Set task:
Look through the records below, and copy out every line that holds the string "pill".

Stored data:
------------------------------------------------------------

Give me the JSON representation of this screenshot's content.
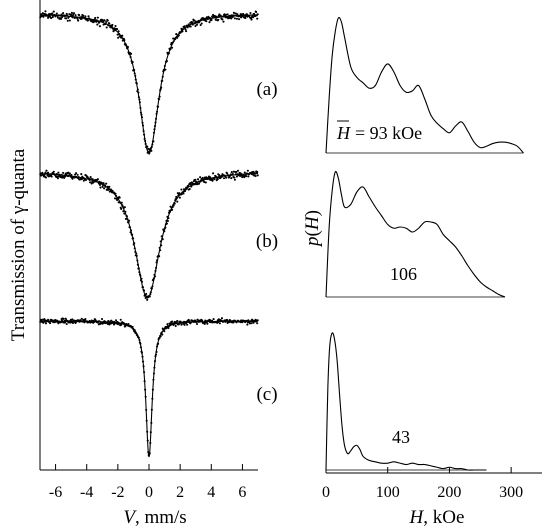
{
  "figure": {
    "left_ylabel_prefix": "Transmission of ",
    "left_ylabel_symbol": "γ",
    "left_ylabel_suffix": "-quanta",
    "left_xlabel_var": "V",
    "left_xlabel_unit": ", mm/s",
    "right_ylabel_var": "p",
    "right_ylabel_arg": "H",
    "right_xlabel_var": "H",
    "right_xlabel_unit": ", kOe",
    "panel_labels": [
      "(a)",
      "(b)",
      "(c)"
    ],
    "mean_field_prefix": "H",
    "mean_field_texts": [
      "= 93 kOe",
      "106",
      "43"
    ]
  },
  "chart_data": [
    {
      "type": "scatter",
      "panel": "velocity spectra",
      "xlabel": "V, mm/s",
      "ylabel": "Transmission of γ-quanta",
      "xlim": [
        -7,
        7
      ],
      "xticks": [
        -6,
        -4,
        -2,
        0,
        2,
        4,
        6
      ],
      "series": [
        {
          "label": "(a)",
          "center": 0.0,
          "line_width_mm_s": 1.6,
          "relative_depth": 1.0,
          "noise": "medium"
        },
        {
          "label": "(b)",
          "center": -0.1,
          "line_width_mm_s": 2.0,
          "relative_depth": 1.0,
          "noise": "medium"
        },
        {
          "label": "(c)",
          "center": 0.0,
          "line_width_mm_s": 0.5,
          "relative_depth": 1.0,
          "noise": "low"
        }
      ]
    },
    {
      "type": "line",
      "panel": "hyperfine field distributions",
      "xlabel": "H, kOe",
      "ylabel": "p(H)",
      "xlim": [
        0,
        350
      ],
      "xticks": [
        0,
        100,
        200,
        300
      ],
      "series": [
        {
          "label": "(a)",
          "mean_H_kOe": 93,
          "x": [
            0,
            5,
            10,
            15,
            20,
            25,
            30,
            40,
            50,
            60,
            70,
            80,
            90,
            100,
            110,
            120,
            130,
            140,
            150,
            160,
            170,
            180,
            190,
            200,
            210,
            220,
            230,
            240,
            250,
            260,
            270,
            280,
            290,
            300,
            310,
            320
          ],
          "y": [
            0.0,
            0.4,
            0.72,
            0.9,
            1.0,
            0.97,
            0.86,
            0.64,
            0.56,
            0.52,
            0.48,
            0.5,
            0.6,
            0.66,
            0.6,
            0.5,
            0.45,
            0.46,
            0.5,
            0.4,
            0.28,
            0.22,
            0.18,
            0.15,
            0.2,
            0.23,
            0.16,
            0.08,
            0.04,
            0.05,
            0.07,
            0.08,
            0.08,
            0.07,
            0.05,
            0.0
          ]
        },
        {
          "label": "(b)",
          "mean_H_kOe": 106,
          "x": [
            0,
            5,
            10,
            15,
            20,
            25,
            30,
            40,
            50,
            60,
            70,
            80,
            90,
            100,
            110,
            120,
            130,
            140,
            150,
            160,
            170,
            180,
            190,
            200,
            210,
            220,
            230,
            240,
            250,
            260,
            270,
            280,
            290
          ],
          "y": [
            0.0,
            0.55,
            0.85,
            1.0,
            0.95,
            0.82,
            0.72,
            0.74,
            0.84,
            0.88,
            0.8,
            0.72,
            0.65,
            0.58,
            0.55,
            0.56,
            0.55,
            0.52,
            0.55,
            0.6,
            0.6,
            0.58,
            0.5,
            0.45,
            0.4,
            0.33,
            0.25,
            0.18,
            0.12,
            0.08,
            0.05,
            0.02,
            0.0
          ]
        },
        {
          "label": "(c)",
          "mean_H_kOe": 43,
          "x": [
            0,
            3,
            6,
            10,
            14,
            18,
            22,
            26,
            30,
            35,
            40,
            45,
            50,
            55,
            60,
            70,
            80,
            90,
            100,
            110,
            120,
            130,
            140,
            150,
            160,
            170,
            180,
            190,
            200,
            210,
            220,
            230,
            240,
            250,
            260
          ],
          "y": [
            0.0,
            0.6,
            0.9,
            1.0,
            0.95,
            0.8,
            0.55,
            0.32,
            0.18,
            0.12,
            0.14,
            0.17,
            0.18,
            0.15,
            0.1,
            0.07,
            0.06,
            0.05,
            0.05,
            0.06,
            0.05,
            0.04,
            0.05,
            0.04,
            0.04,
            0.03,
            0.02,
            0.01,
            0.02,
            0.01,
            0.01,
            0.0,
            0.0,
            0.0,
            0.0
          ]
        }
      ]
    }
  ]
}
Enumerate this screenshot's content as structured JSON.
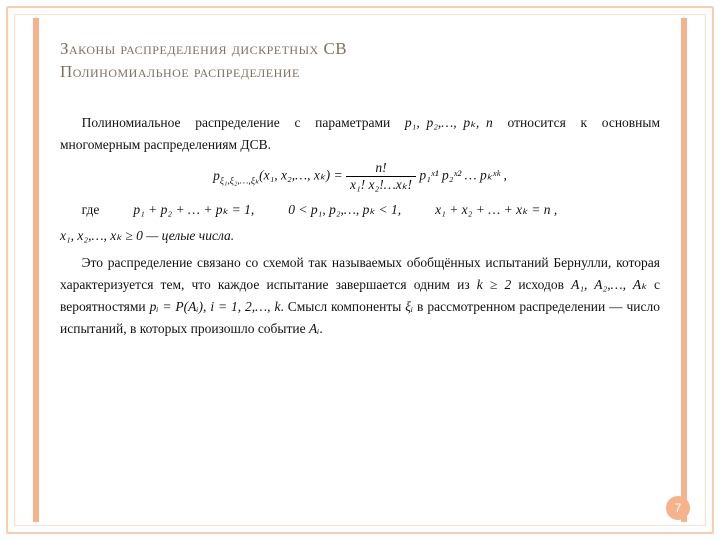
{
  "title_line1": "Законы распределения дискретных СВ",
  "title_line2": "Полиномиальное распределение",
  "para1_a": "Полиномиальное распределение с параметрами ",
  "para1_params": "p₁, p₂,…, pₖ, n",
  "para1_b": " относится к основным многомерным распределениям ДСВ.",
  "formula_lhs": "p",
  "formula_lhs_sub": "ξ₁,ξ₂,…,ξₖ",
  "formula_args": "(x₁, x₂,…, xₖ) = ",
  "frac_num": "n!",
  "frac_den": "x₁! x₂!…xₖ!",
  "formula_rhs": " p₁ˣ¹ p₂ˣ² … pₖˣᵏ ,",
  "cond_label": "где",
  "cond1": "p₁ + p₂ + … + pₖ = 1,",
  "cond2": "0 < p₁, p₂,…, pₖ < 1,",
  "cond3": "x₁ + x₂ + … + xₖ = n ,",
  "cond4": "x₁, x₂,…, xₖ ≥ 0  — целые числа.",
  "para2_a": "Это распределение связано со схемой так называемых обобщённых испытаний Бернулли, которая характеризуется тем, что каждое испытание завершается одним из ",
  "para2_m1": "k ≥ 2",
  "para2_b": " исходов ",
  "para2_m2": "A₁, A₂,…, Aₖ",
  "para2_c": " с вероятностями ",
  "para2_m3": "pᵢ = P(Aᵢ)",
  "para2_d": ", ",
  "para2_m4": "i = 1, 2,…, k",
  "para2_e": ". Смысл компоненты ",
  "para2_m5": "ξᵢ",
  "para2_f": " в рассмотренном распределении — число испытаний, в которых произошло событие ",
  "para2_m6": "Aᵢ",
  "para2_g": ".",
  "page_number": "7",
  "colors": {
    "accent": "#f6b28b",
    "border_outer": "#f9cdb3",
    "border_inner": "#fce1d2",
    "title_text": "#7d7262",
    "body_text": "#111111",
    "background": "#ffffff"
  }
}
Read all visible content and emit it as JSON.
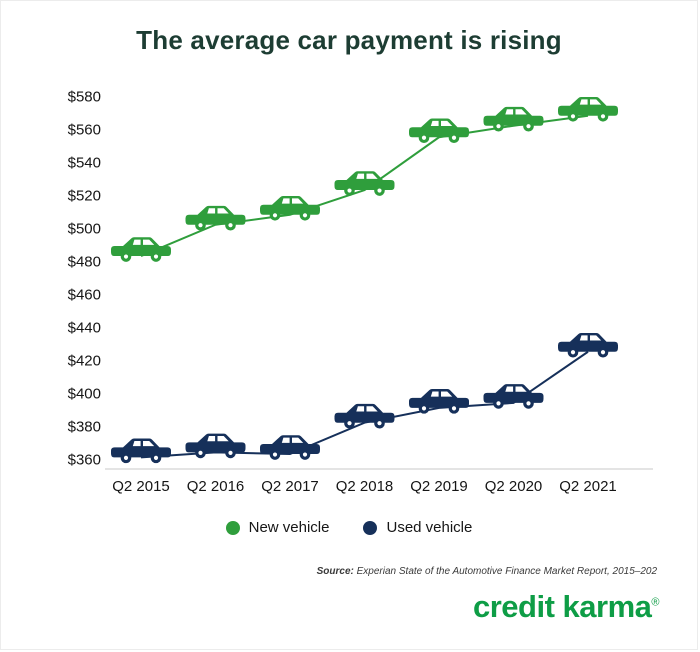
{
  "title": "The average car payment is rising",
  "legend": {
    "new_label": "New vehicle",
    "used_label": "Used vehicle"
  },
  "source": {
    "prefix": "Source:",
    "text": " Experian State of the Automotive Finance Market Report, 2015–202"
  },
  "logo": {
    "text": "credit karma",
    "mark": "®",
    "color": "#0e9d46"
  },
  "colors": {
    "new_vehicle": "#2f9e3c",
    "used_vehicle": "#16305a",
    "title": "#1d3d33",
    "axis_text": "#151515",
    "axis_line": "#c9c9c9"
  },
  "chart_data": {
    "type": "line",
    "title": "The average car payment is rising",
    "categories": [
      "Q2 2015",
      "Q2 2016",
      "Q2 2017",
      "Q2 2018",
      "Q2 2019",
      "Q2 2020",
      "Q2 2021"
    ],
    "series": [
      {
        "name": "New vehicle",
        "color": "#2f9e3c",
        "values": [
          483,
          502,
          508,
          523,
          555,
          562,
          568
        ]
      },
      {
        "name": "Used vehicle",
        "color": "#16305a",
        "values": [
          361,
          364,
          363,
          382,
          391,
          394,
          425
        ]
      }
    ],
    "xlabel": "",
    "ylabel": "",
    "ylim": [
      360,
      580
    ],
    "ytick_step": 20,
    "ytick_prefix": "$",
    "grid": false,
    "legend_position": "bottom",
    "marker": "car-icon"
  }
}
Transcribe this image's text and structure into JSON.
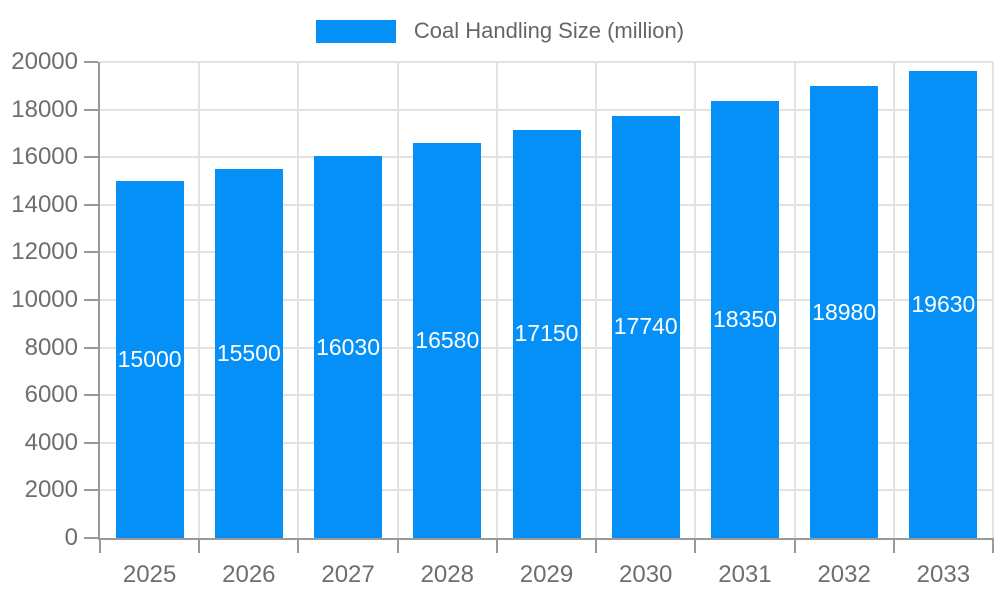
{
  "legend": {
    "label": "Coal Handling Size (million)"
  },
  "chart_data": {
    "type": "bar",
    "title": "Coal Handling Size (million)",
    "categories": [
      "2025",
      "2026",
      "2027",
      "2028",
      "2029",
      "2030",
      "2031",
      "2032",
      "2033"
    ],
    "values": [
      15000,
      15500,
      16030,
      16580,
      17150,
      17740,
      18350,
      18980,
      19630
    ],
    "series": [
      {
        "name": "Coal Handling Size (million)",
        "values": [
          15000,
          15500,
          16030,
          16580,
          17150,
          17740,
          18350,
          18980,
          19630
        ]
      }
    ],
    "value_labels": [
      "15000",
      "15500",
      "16030",
      "16580",
      "17150",
      "17740",
      "18350",
      "18980",
      "19630"
    ],
    "xlabel": "",
    "ylabel": "",
    "ylim": [
      0,
      20000
    ],
    "y_ticks": [
      "0",
      "2000",
      "4000",
      "6000",
      "8000",
      "10000",
      "12000",
      "14000",
      "16000",
      "18000",
      "20000"
    ],
    "grid": true,
    "legend_position": "top-center",
    "colors": {
      "bar": "#0590F8",
      "grid": "#e2e2e2",
      "axis": "#999999",
      "tick_label": "#6e6e6e",
      "legend_text": "#666666",
      "value_label": "#ffffff",
      "background": "#ffffff"
    }
  }
}
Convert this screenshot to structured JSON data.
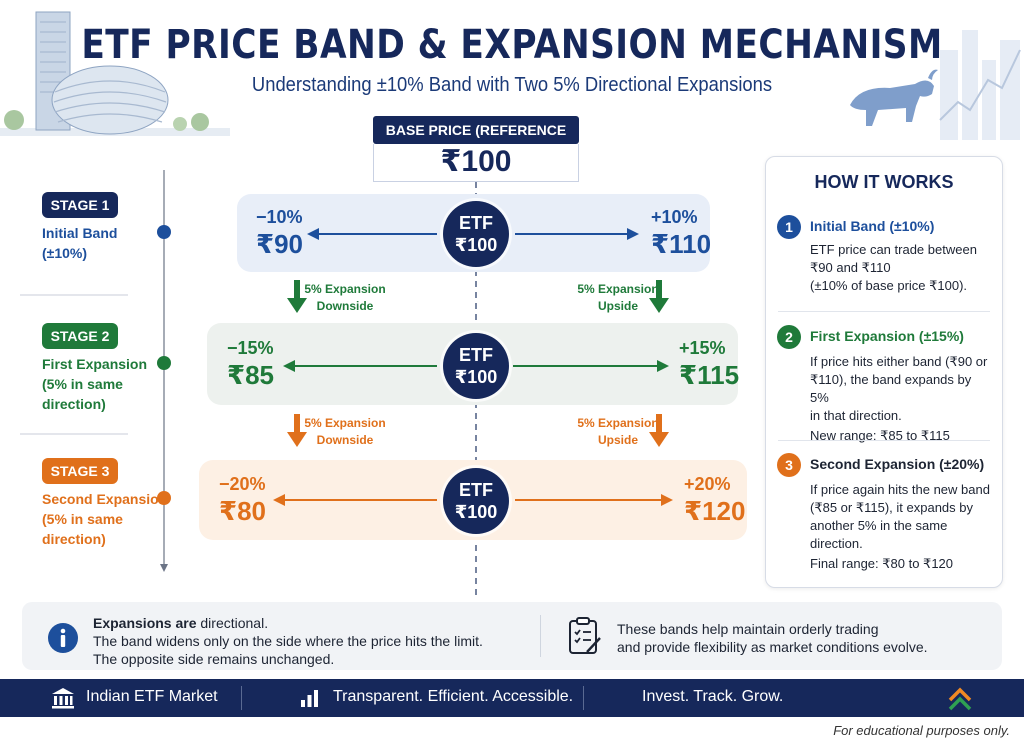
{
  "header": {
    "title": "ETF PRICE BAND & EXPANSION MECHANISM",
    "subtitle": "Understanding ±10% Band with Two 5% Directional Expansions"
  },
  "base": {
    "label": "BASE PRICE (REFERENCE PRICE)",
    "value": "₹100"
  },
  "stages": [
    {
      "pill": "STAGE 1",
      "desc_lines": [
        "Initial Band",
        "(±10%)"
      ],
      "color": "#16285b"
    },
    {
      "pill": "STAGE 2",
      "desc_lines": [
        "First Expansion",
        "(5% in same",
        "direction)"
      ],
      "color": "#1f7a3a"
    },
    {
      "pill": "STAGE 3",
      "desc_lines": [
        "Second Expansion",
        "(5% in same",
        "direction)"
      ],
      "color": "#e0701b"
    }
  ],
  "bands": [
    {
      "left_pct": "−10%",
      "left_price": "₹90",
      "right_pct": "+10%",
      "right_price": "₹110",
      "etf_label": "ETF",
      "etf_price": "₹100",
      "color": "#1d4f9c",
      "bg": "#e8eef8"
    },
    {
      "left_pct": "−15%",
      "left_price": "₹85",
      "right_pct": "+15%",
      "right_price": "₹115",
      "etf_label": "ETF",
      "etf_price": "₹100",
      "color": "#1f7a3a",
      "bg": "#edf1ee"
    },
    {
      "left_pct": "−20%",
      "left_price": "₹80",
      "right_pct": "+20%",
      "right_price": "₹120",
      "etf_label": "ETF",
      "etf_price": "₹100",
      "color": "#e0701b",
      "bg": "#fdf0e4"
    }
  ],
  "expansions": [
    {
      "left_lines": [
        "5% Expansion",
        "Downside"
      ],
      "right_lines": [
        "5% Expansion",
        "Upside"
      ],
      "color": "#1f7a3a"
    },
    {
      "left_lines": [
        "5% Expansion",
        "Downside"
      ],
      "right_lines": [
        "5% Expansion",
        "Upside"
      ],
      "color": "#e0701b"
    }
  ],
  "how_it_works": {
    "title": "HOW IT WORKS",
    "items": [
      {
        "num": "1",
        "head": "Initial Band (±10%)",
        "color": "#1d4f9c",
        "body": [
          "ETF price can trade between",
          "₹90 and ₹110",
          "(±10% of base price ₹100)."
        ]
      },
      {
        "num": "2",
        "head": "First Expansion (±15%)",
        "color": "#1f7a3a",
        "body": [
          "If price hits either band (₹90 or",
          "₹110), the band expands by 5%",
          "in that direction.",
          "New range: ₹85 to ₹115"
        ]
      },
      {
        "num": "3",
        "head": "Second Expansion (±20%)",
        "color": "#e0701b",
        "body": [
          "If price again hits the new band",
          "(₹85 or ₹115), it expands by",
          "another 5% in the same",
          "direction.",
          "Final range: ₹80 to ₹120"
        ]
      }
    ]
  },
  "note": {
    "left_bold": "Expansions are",
    "left_rest": " directional.",
    "left_lines": [
      "The band widens only on the side where the price hits the limit.",
      "The opposite side remains unchanged."
    ],
    "right_lines": [
      "These bands help maintain orderly trading",
      "and provide flexibility as market conditions evolve."
    ]
  },
  "footer": {
    "items": [
      "Indian ETF Market",
      "Transparent. Efficient. Accessible.",
      "Invest. Track. Grow."
    ],
    "icons": [
      "institution-icon",
      "bar-chart-icon",
      "growth-chevron-icon"
    ]
  },
  "disclaimer": "For educational purposes only.",
  "colors": {
    "navy": "#16285b",
    "blue": "#1d4f9c",
    "green": "#1f7a3a",
    "orange": "#e0701b"
  }
}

------------------------------------------------------------

Finished task:
      "pill": "STAGE 1",
      "pill": "STAGE 2",
      "pill": "STAGE 3",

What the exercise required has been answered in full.